PROVIDED RECORDS:
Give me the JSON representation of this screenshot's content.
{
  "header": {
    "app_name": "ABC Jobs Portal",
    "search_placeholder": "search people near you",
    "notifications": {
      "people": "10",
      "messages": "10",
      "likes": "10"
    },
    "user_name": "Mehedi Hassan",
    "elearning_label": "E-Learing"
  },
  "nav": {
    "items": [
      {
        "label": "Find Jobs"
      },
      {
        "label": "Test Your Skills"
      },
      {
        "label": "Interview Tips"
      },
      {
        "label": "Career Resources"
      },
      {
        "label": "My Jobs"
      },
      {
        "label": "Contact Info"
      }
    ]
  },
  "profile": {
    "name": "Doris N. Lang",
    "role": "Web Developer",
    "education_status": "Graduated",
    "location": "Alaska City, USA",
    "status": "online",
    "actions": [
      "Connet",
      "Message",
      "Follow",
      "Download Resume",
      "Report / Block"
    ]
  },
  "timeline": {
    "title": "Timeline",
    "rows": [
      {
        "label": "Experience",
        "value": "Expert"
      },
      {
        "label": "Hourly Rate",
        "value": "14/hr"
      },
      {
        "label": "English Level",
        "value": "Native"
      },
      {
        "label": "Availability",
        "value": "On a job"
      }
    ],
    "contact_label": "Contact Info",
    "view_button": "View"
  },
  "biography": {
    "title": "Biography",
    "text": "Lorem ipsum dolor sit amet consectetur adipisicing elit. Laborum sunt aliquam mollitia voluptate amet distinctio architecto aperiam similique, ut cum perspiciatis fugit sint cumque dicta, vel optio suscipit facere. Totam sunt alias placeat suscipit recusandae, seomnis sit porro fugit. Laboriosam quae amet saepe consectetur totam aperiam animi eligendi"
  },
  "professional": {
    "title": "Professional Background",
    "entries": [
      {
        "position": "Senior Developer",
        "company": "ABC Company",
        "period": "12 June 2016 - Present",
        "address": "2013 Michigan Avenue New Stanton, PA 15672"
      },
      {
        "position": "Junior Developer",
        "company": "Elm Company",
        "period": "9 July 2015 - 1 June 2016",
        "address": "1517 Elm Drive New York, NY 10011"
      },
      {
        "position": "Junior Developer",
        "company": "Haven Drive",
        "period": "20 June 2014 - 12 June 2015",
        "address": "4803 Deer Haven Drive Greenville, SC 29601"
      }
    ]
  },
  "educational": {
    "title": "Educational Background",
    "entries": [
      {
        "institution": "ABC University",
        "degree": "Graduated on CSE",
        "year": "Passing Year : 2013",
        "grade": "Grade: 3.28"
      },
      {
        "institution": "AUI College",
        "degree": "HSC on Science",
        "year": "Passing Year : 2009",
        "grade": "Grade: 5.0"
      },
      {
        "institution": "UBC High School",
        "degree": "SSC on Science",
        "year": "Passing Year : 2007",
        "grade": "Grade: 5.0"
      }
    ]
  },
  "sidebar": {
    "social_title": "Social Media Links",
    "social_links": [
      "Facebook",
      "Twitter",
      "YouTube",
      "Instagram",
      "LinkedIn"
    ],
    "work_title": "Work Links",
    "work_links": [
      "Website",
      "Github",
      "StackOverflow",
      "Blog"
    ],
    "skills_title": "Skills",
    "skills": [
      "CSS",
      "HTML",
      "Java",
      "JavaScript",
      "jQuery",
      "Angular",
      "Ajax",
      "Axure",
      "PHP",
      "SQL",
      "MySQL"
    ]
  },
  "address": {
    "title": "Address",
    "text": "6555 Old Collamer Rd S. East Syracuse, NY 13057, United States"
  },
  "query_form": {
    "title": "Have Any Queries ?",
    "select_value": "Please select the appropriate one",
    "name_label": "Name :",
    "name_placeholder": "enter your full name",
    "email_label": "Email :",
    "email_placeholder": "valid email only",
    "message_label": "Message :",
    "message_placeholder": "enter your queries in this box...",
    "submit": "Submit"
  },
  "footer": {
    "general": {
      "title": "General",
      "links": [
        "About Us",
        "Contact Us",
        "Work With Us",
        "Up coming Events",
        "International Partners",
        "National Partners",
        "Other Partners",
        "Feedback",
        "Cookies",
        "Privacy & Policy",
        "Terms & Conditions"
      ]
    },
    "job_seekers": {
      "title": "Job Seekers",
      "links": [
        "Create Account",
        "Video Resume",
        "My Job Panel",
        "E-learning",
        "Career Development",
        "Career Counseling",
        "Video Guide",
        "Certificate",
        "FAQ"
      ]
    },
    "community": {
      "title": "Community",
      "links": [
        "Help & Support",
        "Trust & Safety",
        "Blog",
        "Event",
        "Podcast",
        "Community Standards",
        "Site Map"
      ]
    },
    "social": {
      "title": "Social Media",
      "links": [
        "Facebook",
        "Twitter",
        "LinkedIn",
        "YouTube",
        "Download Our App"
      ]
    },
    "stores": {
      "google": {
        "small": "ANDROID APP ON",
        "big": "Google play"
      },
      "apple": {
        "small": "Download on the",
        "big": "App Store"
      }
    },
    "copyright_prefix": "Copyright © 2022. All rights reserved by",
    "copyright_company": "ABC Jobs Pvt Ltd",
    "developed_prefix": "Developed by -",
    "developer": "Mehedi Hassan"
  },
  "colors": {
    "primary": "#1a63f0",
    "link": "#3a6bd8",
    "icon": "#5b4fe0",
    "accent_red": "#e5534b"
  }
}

AIM:
Scan the entries above. Copy each line that has the string "Science".

OUTPUT:
        "degree": "HSC on Science",
        "degree": "SSC on Science",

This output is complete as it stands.